Copy down every line where the string "name" shows up.

## Begin

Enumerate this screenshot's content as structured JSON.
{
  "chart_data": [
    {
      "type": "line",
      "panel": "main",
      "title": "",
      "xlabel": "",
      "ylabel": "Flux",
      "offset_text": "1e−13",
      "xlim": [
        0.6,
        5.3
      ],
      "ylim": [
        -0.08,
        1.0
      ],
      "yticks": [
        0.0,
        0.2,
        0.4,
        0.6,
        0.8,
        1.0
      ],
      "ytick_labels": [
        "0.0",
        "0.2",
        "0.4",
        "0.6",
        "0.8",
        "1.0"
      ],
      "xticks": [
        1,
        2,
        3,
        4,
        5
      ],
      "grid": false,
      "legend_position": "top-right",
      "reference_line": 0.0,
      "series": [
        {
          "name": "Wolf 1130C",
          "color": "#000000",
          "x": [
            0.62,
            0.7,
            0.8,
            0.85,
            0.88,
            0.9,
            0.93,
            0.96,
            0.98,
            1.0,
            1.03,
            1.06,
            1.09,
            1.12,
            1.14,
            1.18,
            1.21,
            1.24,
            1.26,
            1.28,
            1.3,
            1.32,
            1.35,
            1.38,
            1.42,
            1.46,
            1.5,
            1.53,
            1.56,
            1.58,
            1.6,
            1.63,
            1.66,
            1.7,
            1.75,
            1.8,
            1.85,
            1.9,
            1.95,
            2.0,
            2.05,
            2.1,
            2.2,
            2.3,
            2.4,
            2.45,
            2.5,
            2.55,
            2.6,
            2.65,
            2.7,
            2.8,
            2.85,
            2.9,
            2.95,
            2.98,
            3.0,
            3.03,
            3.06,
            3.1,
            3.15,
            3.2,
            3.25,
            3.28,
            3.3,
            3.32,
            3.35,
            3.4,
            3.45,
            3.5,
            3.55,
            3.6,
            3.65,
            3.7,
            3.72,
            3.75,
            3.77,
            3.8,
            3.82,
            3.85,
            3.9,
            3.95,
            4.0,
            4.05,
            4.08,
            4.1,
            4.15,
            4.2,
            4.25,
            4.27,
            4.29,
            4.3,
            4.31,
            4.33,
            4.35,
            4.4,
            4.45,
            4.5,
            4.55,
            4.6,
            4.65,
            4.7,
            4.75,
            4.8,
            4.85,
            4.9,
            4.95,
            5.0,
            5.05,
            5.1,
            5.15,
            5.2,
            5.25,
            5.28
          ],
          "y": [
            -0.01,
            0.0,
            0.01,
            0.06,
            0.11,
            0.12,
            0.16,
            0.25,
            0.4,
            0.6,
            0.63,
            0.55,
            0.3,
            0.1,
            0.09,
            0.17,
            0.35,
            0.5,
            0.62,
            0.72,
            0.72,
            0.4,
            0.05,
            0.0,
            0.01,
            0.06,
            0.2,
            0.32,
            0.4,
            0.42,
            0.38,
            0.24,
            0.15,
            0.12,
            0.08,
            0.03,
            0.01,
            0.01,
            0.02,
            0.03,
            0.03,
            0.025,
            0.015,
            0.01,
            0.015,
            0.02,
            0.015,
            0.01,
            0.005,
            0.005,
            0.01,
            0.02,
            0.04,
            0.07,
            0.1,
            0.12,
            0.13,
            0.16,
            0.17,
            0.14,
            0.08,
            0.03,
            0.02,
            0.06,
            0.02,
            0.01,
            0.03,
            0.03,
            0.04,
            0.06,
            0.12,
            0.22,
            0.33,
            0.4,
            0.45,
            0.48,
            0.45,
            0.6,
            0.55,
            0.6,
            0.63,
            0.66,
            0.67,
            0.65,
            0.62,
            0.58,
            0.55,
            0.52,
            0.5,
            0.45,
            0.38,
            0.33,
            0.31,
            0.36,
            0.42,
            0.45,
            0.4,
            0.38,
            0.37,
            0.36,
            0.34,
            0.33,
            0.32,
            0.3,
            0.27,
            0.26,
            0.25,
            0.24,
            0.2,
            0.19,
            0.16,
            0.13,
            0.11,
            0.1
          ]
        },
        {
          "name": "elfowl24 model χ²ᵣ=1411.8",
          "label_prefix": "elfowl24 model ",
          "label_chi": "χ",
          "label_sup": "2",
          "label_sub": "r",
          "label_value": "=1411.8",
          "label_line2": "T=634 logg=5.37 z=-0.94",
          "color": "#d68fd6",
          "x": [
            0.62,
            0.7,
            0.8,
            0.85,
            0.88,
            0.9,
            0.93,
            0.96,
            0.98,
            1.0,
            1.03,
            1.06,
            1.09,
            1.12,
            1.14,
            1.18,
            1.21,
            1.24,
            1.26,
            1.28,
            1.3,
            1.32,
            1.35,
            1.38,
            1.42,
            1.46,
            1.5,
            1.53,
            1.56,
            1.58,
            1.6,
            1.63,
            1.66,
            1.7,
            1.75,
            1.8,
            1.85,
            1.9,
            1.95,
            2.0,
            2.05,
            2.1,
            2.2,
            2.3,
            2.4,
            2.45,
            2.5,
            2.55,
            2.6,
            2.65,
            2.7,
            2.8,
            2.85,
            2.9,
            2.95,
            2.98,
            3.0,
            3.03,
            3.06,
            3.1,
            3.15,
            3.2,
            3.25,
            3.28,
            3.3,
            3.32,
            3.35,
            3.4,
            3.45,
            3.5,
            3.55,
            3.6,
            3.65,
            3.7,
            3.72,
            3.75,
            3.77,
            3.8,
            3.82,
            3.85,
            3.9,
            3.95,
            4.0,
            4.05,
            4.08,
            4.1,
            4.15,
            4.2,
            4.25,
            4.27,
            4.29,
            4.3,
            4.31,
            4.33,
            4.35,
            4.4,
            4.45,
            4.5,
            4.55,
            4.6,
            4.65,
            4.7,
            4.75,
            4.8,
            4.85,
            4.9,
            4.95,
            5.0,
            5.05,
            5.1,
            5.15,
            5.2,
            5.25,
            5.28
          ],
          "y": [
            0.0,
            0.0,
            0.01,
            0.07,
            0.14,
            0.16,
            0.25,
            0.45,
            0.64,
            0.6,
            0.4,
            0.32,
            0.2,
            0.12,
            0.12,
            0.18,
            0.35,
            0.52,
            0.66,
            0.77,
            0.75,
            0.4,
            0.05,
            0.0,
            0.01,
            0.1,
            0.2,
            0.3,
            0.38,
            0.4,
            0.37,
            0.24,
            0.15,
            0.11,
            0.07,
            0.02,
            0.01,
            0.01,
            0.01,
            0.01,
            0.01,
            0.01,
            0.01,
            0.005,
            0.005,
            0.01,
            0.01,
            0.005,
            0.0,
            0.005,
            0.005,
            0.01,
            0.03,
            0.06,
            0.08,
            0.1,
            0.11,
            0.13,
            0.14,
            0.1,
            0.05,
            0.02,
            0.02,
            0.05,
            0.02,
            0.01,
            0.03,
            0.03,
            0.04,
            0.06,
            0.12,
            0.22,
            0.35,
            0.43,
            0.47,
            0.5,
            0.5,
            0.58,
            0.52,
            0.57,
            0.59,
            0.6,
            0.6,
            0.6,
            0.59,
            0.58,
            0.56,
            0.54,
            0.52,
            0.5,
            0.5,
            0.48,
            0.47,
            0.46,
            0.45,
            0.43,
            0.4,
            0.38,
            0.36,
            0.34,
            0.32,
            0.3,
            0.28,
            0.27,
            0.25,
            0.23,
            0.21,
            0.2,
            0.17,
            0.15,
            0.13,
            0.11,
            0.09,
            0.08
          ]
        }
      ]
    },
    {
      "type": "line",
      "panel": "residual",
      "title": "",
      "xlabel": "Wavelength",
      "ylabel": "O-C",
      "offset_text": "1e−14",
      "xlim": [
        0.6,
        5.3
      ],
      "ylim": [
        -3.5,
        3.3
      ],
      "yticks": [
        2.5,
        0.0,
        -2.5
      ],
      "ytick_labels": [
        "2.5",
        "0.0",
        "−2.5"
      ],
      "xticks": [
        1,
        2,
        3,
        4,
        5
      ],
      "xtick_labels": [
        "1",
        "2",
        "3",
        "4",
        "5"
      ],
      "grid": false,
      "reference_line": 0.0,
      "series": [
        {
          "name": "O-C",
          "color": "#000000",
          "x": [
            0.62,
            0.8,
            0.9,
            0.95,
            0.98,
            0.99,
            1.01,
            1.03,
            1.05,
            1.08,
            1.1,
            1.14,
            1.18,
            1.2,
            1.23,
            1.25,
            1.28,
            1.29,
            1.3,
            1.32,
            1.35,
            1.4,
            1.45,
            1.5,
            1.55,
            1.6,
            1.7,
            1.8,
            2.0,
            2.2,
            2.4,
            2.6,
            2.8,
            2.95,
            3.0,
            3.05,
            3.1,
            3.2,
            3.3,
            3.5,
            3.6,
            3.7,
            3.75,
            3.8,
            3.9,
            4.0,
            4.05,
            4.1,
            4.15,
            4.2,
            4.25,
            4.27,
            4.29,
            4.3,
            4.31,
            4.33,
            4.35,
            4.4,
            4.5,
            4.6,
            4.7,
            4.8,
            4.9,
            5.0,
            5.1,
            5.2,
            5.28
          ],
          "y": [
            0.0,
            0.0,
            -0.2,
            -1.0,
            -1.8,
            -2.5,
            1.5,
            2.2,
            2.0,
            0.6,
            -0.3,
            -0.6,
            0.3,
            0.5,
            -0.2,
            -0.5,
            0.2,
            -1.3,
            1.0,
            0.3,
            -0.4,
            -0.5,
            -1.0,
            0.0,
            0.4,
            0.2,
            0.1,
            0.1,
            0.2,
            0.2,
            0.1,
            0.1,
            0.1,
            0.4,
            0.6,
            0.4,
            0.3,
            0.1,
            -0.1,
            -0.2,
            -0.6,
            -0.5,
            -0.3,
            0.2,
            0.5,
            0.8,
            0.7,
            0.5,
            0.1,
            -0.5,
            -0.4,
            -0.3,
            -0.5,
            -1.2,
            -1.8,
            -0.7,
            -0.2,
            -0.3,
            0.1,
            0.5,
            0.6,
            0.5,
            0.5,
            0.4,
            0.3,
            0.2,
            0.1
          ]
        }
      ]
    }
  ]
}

## End

TASK OUTPUT ::
          "name": "Wolf 1130C",
          "name": "elfowl24 model χ²ᵣ=1411.8",
          "name": "O-C",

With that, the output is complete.